■ **Work to be completed**
Pictures are not part of the copy; repeat everything else in the records exactly.

■ **Material shown**
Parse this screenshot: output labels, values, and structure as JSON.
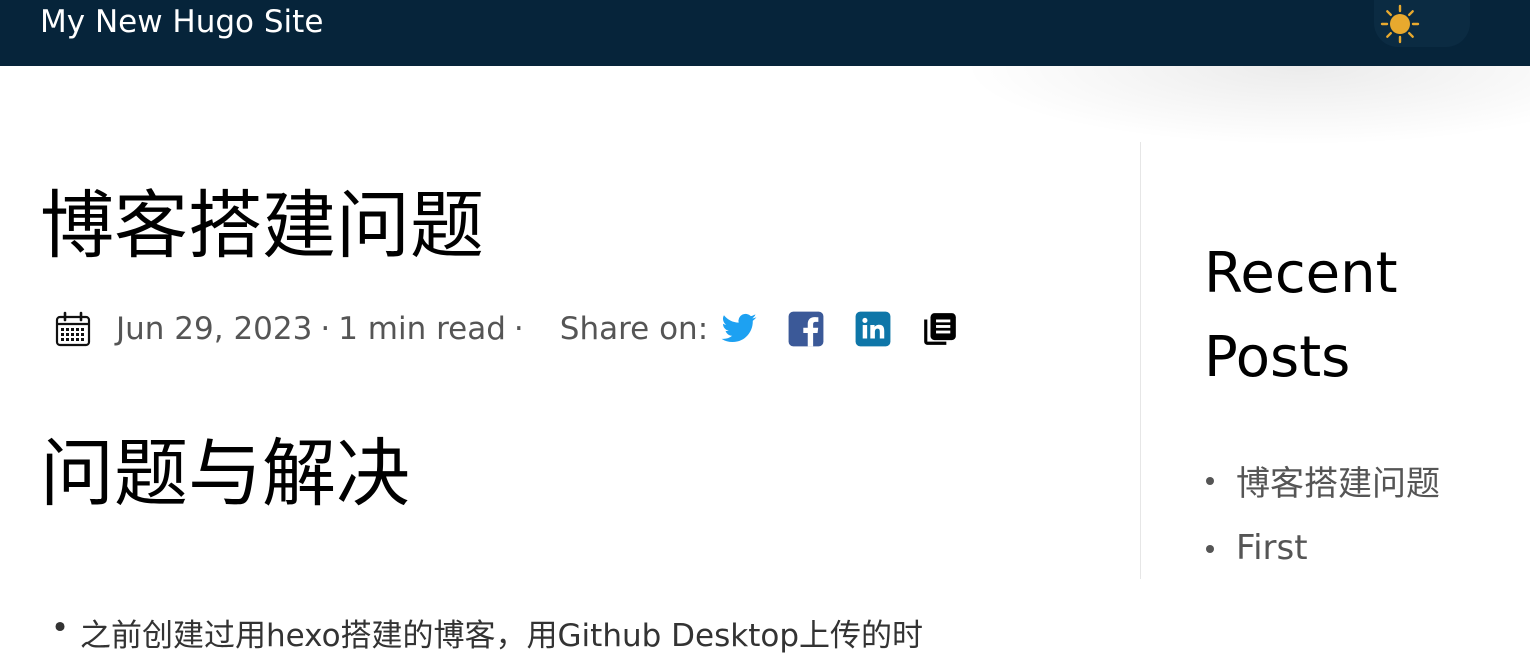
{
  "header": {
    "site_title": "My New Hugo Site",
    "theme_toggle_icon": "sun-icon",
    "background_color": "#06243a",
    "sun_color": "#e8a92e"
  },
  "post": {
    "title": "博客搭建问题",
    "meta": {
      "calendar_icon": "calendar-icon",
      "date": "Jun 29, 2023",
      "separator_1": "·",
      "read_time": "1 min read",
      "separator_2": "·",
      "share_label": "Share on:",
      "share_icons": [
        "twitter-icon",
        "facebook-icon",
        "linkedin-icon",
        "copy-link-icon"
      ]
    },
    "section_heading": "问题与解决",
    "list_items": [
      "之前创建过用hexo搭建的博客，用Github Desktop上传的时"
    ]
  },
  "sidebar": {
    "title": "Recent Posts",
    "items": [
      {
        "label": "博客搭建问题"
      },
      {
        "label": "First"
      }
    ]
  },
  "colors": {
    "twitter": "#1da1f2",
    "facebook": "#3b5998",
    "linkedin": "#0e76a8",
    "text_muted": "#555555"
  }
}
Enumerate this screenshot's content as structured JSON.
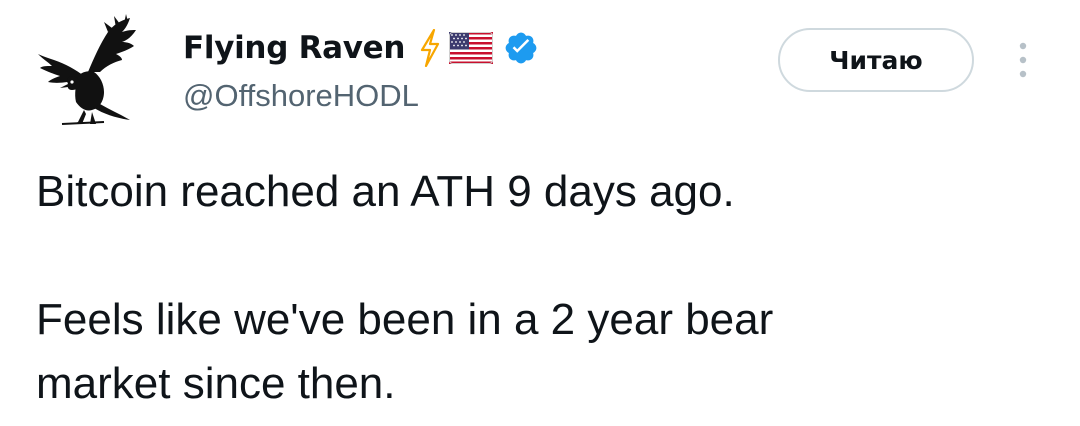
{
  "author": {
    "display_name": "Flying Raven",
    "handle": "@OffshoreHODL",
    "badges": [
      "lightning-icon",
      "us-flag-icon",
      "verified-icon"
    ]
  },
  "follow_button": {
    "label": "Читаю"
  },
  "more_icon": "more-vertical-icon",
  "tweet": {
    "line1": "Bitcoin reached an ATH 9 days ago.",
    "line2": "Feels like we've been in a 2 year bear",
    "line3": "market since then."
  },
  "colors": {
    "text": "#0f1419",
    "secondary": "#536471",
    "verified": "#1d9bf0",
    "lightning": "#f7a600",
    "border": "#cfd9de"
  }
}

■ **Exercise result**
Parse this screenshot: output labels, values, and structure as JSON.
{
  "header": {
    "site_title": "My New Hugo Site",
    "theme_toggle_icon": "sun-icon",
    "background_color": "#06243a",
    "sun_color": "#e8a92e"
  },
  "post": {
    "title": "博客搭建问题",
    "meta": {
      "calendar_icon": "calendar-icon",
      "date": "Jun 29, 2023",
      "separator_1": "·",
      "read_time": "1 min read",
      "separator_2": "·",
      "share_label": "Share on:",
      "share_icons": [
        "twitter-icon",
        "facebook-icon",
        "linkedin-icon",
        "copy-link-icon"
      ]
    },
    "section_heading": "问题与解决",
    "list_items": [
      "之前创建过用hexo搭建的博客，用Github Desktop上传的时"
    ]
  },
  "sidebar": {
    "title": "Recent Posts",
    "items": [
      {
        "label": "博客搭建问题"
      },
      {
        "label": "First"
      }
    ]
  },
  "colors": {
    "twitter": "#1da1f2",
    "facebook": "#3b5998",
    "linkedin": "#0e76a8",
    "text_muted": "#555555"
  }
}
Enumerate this screenshot's content as structured JSON.
{
  "author": {
    "display_name": "Flying Raven",
    "handle": "@OffshoreHODL",
    "badges": [
      "lightning-icon",
      "us-flag-icon",
      "verified-icon"
    ]
  },
  "follow_button": {
    "label": "Читаю"
  },
  "more_icon": "more-vertical-icon",
  "tweet": {
    "line1": "Bitcoin reached an ATH 9 days ago.",
    "line2": "Feels like we've been in a 2 year bear",
    "line3": "market since then."
  },
  "colors": {
    "text": "#0f1419",
    "secondary": "#536471",
    "verified": "#1d9bf0",
    "lightning": "#f7a600",
    "border": "#cfd9de"
  }
}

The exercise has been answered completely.